Bagian Teks >>

Dengan transaksi berbasis online, Zalora juga dapat memberikan akses
berbelanja yang merata ke seluruh pelosok Indonesia. Selama ini, hal
tersebut tidak bisa dilakukan oleh pusat-pusat perbelanjaan yang
berpusat di kota-kota besar saja. Namun dengan transaksi yang bersifat
virtual, Zalora harus menempuh strategi khusus untuk menjaring pasar
online. Pasalnya, tidak semua orang tertarik dan berani menjajal
bertransaksi tanpa tatap muka dengan alasan keamanan.
Dalam menjalankan bisnisnya, Zalora berpegang pada 4 prinsip.
Pertama, pilihan barang yang beragam. Saat ini Zalora menjual lebih dari
500 brand dengan jumlah lebih dari 30.000 ribu jenis produk. Kedua, free delivery. Ini dilakukan agar semua orang mempunyai akses yang sama untuk berbelanja barang dengan harga dan kualitas yang sama.
Dua prinsip berikutnya sengaja dirumuskan untuk melayani pembeli di Indonesia agar mereka tertarik berbelanja online, yaitu cash on delivery (COD) dan garansi tujuh hari pengembalian (cash back).
Biasanya, orang kalau belanja biasanya akan memesan dan mentransfer
uang terlebih dahulu, lalu menunggu barang datang. Zalora merupakan
salah satu pelopor COD di Indonesia. Mekanisme COD memungkinkan orang
untuk menepis keraguan untuk membeli karena barang dapat dibayar saat
sampai ke tangan pelanggan.
Sementara dengan adanya garansi tujuh hari pengembalian (cash back) ditawarkan Zalora untuk mengurangi ketakutan orang berbelanja online. Di situlah orang bisa bilang tidak ada risiko bagi siapa pun untuk berbelanja secara daring.
“Kita bersyukur karena tingkat pengembalian barang hanya 5 persen.
Ini tidak masalah, karena yang penting pembeli puas dengan pelayanan
kami,” tutur perempuan kelahiran Surabaya itu.

Data yang Ditampilkan >>
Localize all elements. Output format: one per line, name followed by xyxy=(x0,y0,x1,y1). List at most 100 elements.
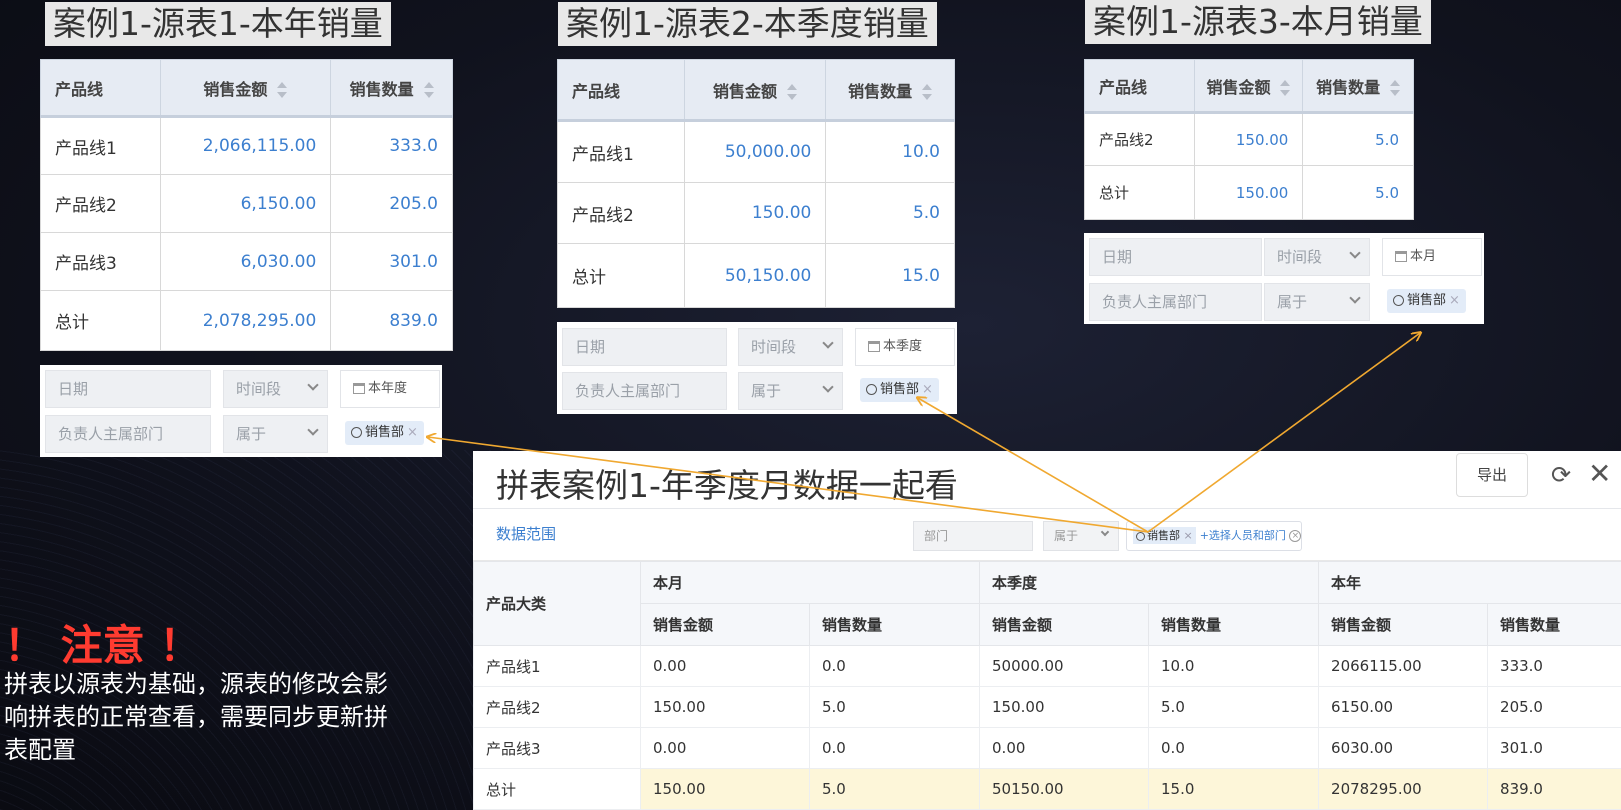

Tugas >>
(1) Jawablah pertanyaan berikut berdasarkan teks tentang Zalora.
(a) Berapa jumlah brand yang dijual Zalora saat ini?
(b) Apa dua prinsip yang dirumuskan agar pembeli di Indonesia tertarik berbelanja online?
(c) Berapa persen tingkat pengembalian barang yang disebutkan?
(2) Lanjutkan teks tentang Zalora mulai setelah kalimat terakhir yang ditampilkan.

Jawaban Tertulis >>
(1)
(a) Lebih dari 500 brand.
(b) Cash on delivery (COD) dan garansi tujuh hari pengembalian (cash back).
(c) Hanya 5 persen.

(2)
Pelayanan ini masih ditunjang dengan tampilan website yang
lengkap. Produk yang dipajang bisa dilihat secara mendetail. Setiap
barang minimal memiliki 4-5 foto dengan diberi keterangan-keterangan
yang detail, seperti lebar bahu, pinggang, dan panjang lengan. Dengan
informasi yang lengkap, pelanggan dapat membayangkan rupa barang yang
dibelinya.
Untuk mengetahui tren yang berkembang di masyarakat Zalora mempunyai
tim khusus yang sudah berpengalaman di industri fashion 15-20 tahun.
Jadi mereka tahu apa yang sedang menjadi tren di Indonesia, kawasan
Asia dan dunia. Dan memproyeksikan tren ke depan seperti apa.
Zalora juga menggunakan promosi online di media sosial, Google, dan Yahoo sebagai bagian dari strategi marketing online-nya. Selain itu, Zalora juga gencar dalam offline marketing,
misal beriklan di televisi dan media cetak. Kemudian melakukan
kerjasama dengan beberapa institusi tertentu seperti Telkomsel dan Bank
BCA.
Membuka toko secara fisik juga (offline)
Serupa dengan Zalora, Bhinneka juga mempergunakan marketing online dan offline dalam berpromosi. Namun, toko online
yang berfokus pada penjualan produk elektronik ini memiliki strategi
unik untuk menghimpun kepercayaan konsumer dalam berbelanja. Caranya,
membuka toko fisik (offline) pada tahun 2004. Keputusan ini kemudian menjadi titik balik karena kepercayaan orang mulai meningkat.
Strategi awal yang dilakukan Bhinneka mungkin tidak fokus ke bisnis online, karena aktivitas bisnisnya lebih banyak di offline.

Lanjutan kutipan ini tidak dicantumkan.